Copy out every record below with complete accuracy.

==================================================

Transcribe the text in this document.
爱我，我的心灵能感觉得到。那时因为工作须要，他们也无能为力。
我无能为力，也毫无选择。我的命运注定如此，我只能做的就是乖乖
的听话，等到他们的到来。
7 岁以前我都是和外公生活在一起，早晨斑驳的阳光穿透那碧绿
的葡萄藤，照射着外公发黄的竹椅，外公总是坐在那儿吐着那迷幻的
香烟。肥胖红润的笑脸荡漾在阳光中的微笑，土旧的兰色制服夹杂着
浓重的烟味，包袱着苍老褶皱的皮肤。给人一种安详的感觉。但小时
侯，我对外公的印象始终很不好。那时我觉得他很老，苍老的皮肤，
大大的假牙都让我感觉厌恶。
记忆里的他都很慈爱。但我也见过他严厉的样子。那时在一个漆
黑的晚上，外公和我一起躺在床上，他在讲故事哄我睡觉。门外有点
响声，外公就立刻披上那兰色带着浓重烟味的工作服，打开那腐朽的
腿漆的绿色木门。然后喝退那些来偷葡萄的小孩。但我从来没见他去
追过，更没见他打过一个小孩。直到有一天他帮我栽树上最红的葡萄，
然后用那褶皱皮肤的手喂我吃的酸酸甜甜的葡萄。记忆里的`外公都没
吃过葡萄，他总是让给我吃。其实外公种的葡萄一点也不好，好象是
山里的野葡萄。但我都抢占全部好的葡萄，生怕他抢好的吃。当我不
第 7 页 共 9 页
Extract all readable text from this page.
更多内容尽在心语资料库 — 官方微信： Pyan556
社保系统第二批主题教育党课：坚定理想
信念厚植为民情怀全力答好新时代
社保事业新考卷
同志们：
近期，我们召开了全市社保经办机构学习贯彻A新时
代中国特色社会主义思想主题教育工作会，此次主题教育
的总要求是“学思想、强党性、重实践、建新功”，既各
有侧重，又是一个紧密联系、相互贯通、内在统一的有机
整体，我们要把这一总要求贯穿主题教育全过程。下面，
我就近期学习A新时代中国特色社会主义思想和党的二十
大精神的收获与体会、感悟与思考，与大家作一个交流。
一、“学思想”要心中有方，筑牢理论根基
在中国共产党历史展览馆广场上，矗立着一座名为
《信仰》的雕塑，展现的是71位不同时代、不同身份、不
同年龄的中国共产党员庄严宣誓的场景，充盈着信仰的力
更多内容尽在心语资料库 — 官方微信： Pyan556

==================================================

▶ _Task output_
Transcribe the text in this document.
爱我，我的心灵能感觉得到。那时因为工作须要，他们也无能为力。
我无能为力，也毫无选择。我的命运注定如此，我只能做的就是乖乖
的听话，等到他们的到来。
7 岁以前我都是和外公生活在一起，早晨斑驳的阳光穿透那碧绿
的葡萄藤，照射着外公发黄的竹椅，外公总是坐在那儿吐着那迷幻的
香烟。肥胖红润的笑脸荡漾在阳光中的微笑，土旧的兰色制服夹杂着
浓重的烟味，包袱着苍老褶皱的皮肤。给人一种安详的感觉。但小时
侯，我对外公的印象始终很不好。那时我觉得他很老，苍老的皮肤，
大大的假牙都让我感觉厌恶。
记忆里的他都很慈爱。但我也见过他严厉的样子。那时在一个漆
黑的晚上，外公和我一起躺在床上，他在讲故事哄我睡觉。门外有点
响声，外公就立刻披上那兰色带着浓重烟味的工作服，打开那腐朽的
腿漆的绿色木门。然后喝退那些来偷葡萄的小孩。但我从来没见他去
追过，更没见他打过一个小孩。直到有一天他帮我栽树上最红的葡萄，
然后用那褶皱皮肤的手喂我吃的酸酸甜甜的葡萄。记忆里的`外公都没
吃过葡萄，他总是让给我吃。其实外公种的葡萄一点也不好，好象是
山里的野葡萄。但我都抢占全部好的葡萄，生怕他抢好的吃。当我不
第 7 页 共 9 页
Extract all readable text from this page.
更多内容尽在心语资料库 — 官方微信： Pyan556
社保系统第二批主题教育党课：坚定理想
信念厚植为民情怀全力答好新时代
社保事业新考卷
同志们：
近期，我们召开了全市社保经办机构学习贯彻A新时
代中国特色社会主义思想主题教育工作会，此次主题教育
的总要求是“学思想、强党性、重实践、建新功”，既各
有侧重，又是一个紧密联系、相互贯通、内在统一的有机
整体，我们要把这一总要求贯穿主题教育全过程。下面，
我就近期学习A新时代中国特色社会主义思想和党的二十
大精神的收获与体会、感悟与思考，与大家作一个交流。
一、“学思想”要心中有方，筑牢理论根基
在中国共产党历史展览馆广场上，矗立着一座名为
《信仰》的雕塑，展现的是71位不同时代、不同身份、不
同年龄的中国共产党员庄严宣誓的场景，充盈着信仰的力
更多内容尽在心语资料库 — 官方微信： Pyan556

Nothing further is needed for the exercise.